_Records provided_
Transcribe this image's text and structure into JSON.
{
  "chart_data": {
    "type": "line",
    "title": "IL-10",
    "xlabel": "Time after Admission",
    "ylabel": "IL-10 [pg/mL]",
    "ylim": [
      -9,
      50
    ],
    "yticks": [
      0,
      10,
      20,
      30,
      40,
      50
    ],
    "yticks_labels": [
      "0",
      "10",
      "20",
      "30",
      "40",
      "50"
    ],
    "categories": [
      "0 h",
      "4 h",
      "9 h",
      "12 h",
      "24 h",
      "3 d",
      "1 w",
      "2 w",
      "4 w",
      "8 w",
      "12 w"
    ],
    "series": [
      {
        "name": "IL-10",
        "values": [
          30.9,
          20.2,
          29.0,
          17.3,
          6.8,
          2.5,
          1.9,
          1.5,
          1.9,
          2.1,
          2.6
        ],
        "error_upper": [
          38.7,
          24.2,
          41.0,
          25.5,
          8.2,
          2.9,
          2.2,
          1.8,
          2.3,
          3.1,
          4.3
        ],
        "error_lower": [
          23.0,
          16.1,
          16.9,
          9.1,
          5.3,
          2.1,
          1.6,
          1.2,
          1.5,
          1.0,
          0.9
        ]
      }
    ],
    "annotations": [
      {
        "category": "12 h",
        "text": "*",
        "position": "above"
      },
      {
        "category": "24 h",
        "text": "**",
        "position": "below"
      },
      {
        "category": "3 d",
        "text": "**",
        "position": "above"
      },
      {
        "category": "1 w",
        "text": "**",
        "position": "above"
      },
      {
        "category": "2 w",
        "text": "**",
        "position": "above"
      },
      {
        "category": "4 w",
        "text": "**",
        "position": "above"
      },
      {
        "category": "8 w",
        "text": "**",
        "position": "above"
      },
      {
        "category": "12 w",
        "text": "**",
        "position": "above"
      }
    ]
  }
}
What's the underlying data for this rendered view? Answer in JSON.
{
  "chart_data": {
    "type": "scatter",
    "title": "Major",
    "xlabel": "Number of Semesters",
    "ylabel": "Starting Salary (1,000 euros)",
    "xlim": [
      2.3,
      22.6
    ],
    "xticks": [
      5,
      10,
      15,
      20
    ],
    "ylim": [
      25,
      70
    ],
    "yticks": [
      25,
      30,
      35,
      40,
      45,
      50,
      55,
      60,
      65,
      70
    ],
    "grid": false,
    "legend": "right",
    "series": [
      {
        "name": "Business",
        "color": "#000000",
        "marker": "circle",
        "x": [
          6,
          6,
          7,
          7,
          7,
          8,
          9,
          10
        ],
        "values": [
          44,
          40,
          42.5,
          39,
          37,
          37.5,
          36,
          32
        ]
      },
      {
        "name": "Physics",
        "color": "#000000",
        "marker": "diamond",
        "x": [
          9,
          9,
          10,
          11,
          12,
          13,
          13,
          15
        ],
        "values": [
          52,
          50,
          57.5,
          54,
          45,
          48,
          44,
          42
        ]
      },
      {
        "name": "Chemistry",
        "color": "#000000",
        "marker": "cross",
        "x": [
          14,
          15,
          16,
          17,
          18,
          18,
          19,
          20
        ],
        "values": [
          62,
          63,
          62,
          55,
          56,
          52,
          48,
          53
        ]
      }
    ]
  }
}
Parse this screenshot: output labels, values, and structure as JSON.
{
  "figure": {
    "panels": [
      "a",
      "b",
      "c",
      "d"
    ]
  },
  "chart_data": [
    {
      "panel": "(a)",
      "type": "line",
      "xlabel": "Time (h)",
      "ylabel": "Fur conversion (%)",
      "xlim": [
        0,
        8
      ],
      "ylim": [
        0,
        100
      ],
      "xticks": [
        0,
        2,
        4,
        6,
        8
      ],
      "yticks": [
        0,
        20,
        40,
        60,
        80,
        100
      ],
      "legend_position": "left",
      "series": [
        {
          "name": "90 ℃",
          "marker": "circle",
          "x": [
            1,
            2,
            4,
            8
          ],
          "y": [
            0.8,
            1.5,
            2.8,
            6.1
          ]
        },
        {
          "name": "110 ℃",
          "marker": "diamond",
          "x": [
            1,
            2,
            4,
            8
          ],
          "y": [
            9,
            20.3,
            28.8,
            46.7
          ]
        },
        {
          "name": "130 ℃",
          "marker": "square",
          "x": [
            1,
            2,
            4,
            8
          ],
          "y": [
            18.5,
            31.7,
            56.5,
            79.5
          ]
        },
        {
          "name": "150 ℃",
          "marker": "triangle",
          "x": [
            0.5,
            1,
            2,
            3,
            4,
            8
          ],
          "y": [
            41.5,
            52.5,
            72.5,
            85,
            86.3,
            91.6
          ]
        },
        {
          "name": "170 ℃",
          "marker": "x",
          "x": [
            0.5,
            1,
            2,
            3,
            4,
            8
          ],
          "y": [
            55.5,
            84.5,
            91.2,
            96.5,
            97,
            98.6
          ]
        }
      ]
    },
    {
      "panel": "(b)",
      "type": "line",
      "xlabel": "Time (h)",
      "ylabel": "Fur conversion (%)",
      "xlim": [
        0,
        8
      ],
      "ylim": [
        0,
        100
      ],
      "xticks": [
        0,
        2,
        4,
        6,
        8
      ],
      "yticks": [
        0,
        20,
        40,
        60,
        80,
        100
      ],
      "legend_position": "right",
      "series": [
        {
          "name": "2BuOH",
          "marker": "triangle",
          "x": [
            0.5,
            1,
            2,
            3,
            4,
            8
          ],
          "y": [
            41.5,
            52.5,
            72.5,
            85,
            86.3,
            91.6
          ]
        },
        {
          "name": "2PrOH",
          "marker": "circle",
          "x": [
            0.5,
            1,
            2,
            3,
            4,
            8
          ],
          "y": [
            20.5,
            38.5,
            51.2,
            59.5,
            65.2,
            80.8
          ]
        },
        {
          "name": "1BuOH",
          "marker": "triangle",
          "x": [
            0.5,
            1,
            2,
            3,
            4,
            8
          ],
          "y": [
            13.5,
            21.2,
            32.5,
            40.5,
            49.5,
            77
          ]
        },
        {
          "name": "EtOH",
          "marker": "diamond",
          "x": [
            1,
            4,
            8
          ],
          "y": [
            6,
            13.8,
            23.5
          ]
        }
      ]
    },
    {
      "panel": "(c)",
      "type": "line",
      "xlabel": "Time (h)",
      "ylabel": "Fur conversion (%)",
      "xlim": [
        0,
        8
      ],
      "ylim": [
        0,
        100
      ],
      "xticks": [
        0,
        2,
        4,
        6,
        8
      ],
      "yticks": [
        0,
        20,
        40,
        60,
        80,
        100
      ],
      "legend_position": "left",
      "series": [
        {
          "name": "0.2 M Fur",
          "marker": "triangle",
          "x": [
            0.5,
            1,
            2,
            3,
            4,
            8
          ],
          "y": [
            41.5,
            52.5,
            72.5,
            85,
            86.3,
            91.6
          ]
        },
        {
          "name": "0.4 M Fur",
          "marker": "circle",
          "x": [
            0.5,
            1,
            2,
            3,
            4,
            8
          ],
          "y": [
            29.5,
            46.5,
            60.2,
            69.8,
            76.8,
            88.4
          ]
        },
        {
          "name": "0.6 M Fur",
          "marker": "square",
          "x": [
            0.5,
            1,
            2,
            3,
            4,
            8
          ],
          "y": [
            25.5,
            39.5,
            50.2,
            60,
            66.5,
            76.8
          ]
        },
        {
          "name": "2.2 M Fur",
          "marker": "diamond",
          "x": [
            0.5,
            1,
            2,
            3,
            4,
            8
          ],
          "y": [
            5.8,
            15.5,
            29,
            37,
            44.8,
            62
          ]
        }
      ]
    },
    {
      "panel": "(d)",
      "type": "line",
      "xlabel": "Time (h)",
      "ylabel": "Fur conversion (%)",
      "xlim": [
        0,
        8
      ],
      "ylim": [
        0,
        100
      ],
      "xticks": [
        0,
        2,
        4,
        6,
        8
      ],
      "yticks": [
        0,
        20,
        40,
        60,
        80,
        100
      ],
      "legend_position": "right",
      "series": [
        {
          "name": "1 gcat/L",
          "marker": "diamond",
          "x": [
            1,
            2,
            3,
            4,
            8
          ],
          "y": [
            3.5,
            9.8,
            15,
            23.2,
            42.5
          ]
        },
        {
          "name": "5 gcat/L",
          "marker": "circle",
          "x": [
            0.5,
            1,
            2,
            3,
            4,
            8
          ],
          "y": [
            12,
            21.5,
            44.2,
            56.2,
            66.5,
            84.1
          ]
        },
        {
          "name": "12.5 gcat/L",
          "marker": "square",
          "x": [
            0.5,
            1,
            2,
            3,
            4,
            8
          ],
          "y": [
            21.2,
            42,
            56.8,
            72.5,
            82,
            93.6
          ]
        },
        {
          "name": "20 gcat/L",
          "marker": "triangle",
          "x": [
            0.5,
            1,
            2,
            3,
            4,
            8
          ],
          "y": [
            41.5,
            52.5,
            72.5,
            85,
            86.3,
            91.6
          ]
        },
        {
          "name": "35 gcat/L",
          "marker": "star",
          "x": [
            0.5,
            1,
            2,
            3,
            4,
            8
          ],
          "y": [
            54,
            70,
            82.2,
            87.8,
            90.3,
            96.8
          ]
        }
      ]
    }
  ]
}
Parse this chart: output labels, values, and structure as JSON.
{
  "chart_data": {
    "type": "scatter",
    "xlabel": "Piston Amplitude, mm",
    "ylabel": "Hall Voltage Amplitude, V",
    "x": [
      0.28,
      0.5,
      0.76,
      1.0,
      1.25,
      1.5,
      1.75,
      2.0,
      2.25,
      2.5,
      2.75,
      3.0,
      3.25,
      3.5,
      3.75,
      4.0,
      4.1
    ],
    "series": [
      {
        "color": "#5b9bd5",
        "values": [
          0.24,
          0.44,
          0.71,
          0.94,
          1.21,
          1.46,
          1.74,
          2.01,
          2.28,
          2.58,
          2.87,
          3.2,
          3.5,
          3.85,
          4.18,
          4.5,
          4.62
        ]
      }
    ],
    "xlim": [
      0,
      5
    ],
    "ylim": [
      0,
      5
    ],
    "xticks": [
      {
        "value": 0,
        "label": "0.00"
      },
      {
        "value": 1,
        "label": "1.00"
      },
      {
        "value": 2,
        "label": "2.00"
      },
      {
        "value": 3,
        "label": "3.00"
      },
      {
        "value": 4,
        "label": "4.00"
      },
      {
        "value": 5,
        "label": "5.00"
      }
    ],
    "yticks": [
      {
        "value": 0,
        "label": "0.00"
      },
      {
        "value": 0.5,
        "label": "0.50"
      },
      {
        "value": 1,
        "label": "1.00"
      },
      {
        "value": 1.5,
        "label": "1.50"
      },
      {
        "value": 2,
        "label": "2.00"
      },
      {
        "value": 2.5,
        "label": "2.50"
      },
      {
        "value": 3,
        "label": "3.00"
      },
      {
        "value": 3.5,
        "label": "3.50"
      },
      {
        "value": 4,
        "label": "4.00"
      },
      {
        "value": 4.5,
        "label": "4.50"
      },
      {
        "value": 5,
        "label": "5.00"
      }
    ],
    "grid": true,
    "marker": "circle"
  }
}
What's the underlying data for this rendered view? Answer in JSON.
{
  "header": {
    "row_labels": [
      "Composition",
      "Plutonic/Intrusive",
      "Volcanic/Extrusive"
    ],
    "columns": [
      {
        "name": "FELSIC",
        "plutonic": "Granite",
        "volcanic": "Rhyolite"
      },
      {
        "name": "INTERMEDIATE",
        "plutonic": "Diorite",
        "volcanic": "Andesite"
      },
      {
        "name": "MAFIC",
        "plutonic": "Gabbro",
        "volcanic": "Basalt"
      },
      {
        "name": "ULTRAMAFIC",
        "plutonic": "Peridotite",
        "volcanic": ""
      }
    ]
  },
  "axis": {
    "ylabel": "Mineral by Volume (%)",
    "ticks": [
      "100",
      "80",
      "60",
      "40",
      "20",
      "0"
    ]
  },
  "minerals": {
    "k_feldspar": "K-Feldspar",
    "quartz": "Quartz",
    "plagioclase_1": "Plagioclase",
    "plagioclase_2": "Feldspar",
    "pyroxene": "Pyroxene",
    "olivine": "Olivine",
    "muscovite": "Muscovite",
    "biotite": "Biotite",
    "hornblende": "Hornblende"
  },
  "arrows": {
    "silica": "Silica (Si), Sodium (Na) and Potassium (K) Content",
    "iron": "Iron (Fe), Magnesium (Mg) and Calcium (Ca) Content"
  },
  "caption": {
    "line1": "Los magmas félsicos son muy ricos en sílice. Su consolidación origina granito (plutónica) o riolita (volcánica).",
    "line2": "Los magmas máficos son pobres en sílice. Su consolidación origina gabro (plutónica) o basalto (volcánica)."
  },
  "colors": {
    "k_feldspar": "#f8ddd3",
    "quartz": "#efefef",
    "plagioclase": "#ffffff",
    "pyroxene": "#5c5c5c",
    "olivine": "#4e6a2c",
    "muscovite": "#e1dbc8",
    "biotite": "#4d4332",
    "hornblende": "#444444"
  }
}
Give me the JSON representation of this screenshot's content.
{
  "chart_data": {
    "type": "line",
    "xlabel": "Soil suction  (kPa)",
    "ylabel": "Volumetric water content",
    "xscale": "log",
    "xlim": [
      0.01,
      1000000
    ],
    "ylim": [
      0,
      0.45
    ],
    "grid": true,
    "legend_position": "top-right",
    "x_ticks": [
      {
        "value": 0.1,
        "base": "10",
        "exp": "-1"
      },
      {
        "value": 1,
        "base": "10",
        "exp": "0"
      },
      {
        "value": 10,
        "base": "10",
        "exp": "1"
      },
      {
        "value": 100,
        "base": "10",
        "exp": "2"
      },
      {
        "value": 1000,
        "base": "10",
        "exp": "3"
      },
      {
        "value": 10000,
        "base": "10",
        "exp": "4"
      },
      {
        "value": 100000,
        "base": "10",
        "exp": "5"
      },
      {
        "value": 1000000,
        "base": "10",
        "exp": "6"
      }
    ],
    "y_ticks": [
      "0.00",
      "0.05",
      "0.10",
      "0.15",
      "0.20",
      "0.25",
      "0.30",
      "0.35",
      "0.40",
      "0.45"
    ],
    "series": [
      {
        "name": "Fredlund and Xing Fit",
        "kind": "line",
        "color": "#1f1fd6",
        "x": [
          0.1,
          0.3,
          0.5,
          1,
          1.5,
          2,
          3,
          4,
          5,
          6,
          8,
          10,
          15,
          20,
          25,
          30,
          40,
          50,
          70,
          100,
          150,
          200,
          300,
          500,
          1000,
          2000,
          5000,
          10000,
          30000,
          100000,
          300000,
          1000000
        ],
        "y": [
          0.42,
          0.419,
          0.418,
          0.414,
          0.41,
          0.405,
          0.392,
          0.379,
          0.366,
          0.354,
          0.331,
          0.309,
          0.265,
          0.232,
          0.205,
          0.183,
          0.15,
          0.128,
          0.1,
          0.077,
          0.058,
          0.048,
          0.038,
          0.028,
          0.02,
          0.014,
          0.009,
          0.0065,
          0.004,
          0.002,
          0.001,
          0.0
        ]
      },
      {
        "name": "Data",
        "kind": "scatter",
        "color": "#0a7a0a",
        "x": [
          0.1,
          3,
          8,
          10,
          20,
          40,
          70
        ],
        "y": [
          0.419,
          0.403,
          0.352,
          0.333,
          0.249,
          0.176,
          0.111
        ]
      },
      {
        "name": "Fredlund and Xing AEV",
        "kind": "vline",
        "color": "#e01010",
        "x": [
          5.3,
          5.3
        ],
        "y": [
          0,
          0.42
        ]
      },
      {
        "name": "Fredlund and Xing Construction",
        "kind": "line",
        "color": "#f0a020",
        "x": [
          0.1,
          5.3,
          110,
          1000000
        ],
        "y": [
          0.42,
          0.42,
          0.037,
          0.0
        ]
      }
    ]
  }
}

_Stated task_
Determine how many lines contain the word "pyroxene" and reply with that number alone.

_Result_
2